◆ **TASK TO CARRY OUT**
Write out every record in full, exactly as written, please.
╭─ RECORD EXCERPTS
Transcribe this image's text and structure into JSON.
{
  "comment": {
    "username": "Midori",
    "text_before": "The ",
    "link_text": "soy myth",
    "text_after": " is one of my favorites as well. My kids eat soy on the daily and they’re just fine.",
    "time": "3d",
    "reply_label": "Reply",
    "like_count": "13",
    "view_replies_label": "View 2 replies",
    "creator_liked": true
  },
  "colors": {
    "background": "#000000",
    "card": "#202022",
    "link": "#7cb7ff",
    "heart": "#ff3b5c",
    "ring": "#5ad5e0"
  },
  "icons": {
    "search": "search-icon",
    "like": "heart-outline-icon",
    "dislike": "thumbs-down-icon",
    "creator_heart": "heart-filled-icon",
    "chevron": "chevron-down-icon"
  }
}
╰─
◆ **EXERCISE SOLUTION**
Transcribe this image's text and structure into JSON.
{
  "comment": {
    "username": "Midori",
    "text_before": "The ",
    "link_text": "soy myth",
    "text_after": " is one of my favorites as well. My kids eat soy on the daily and they’re just fine.",
    "time": "3d",
    "reply_label": "Reply",
    "like_count": "13",
    "view_replies_label": "View 2 replies",
    "creator_liked": true
  },
  "colors": {
    "background": "#000000",
    "card": "#202022",
    "link": "#7cb7ff",
    "heart": "#ff3b5c",
    "ring": "#5ad5e0"
  },
  "icons": {
    "search": "search-icon",
    "like": "heart-outline-icon",
    "dislike": "thumbs-down-icon",
    "creator_heart": "heart-filled-icon",
    "chevron": "chevron-down-icon"
  }
}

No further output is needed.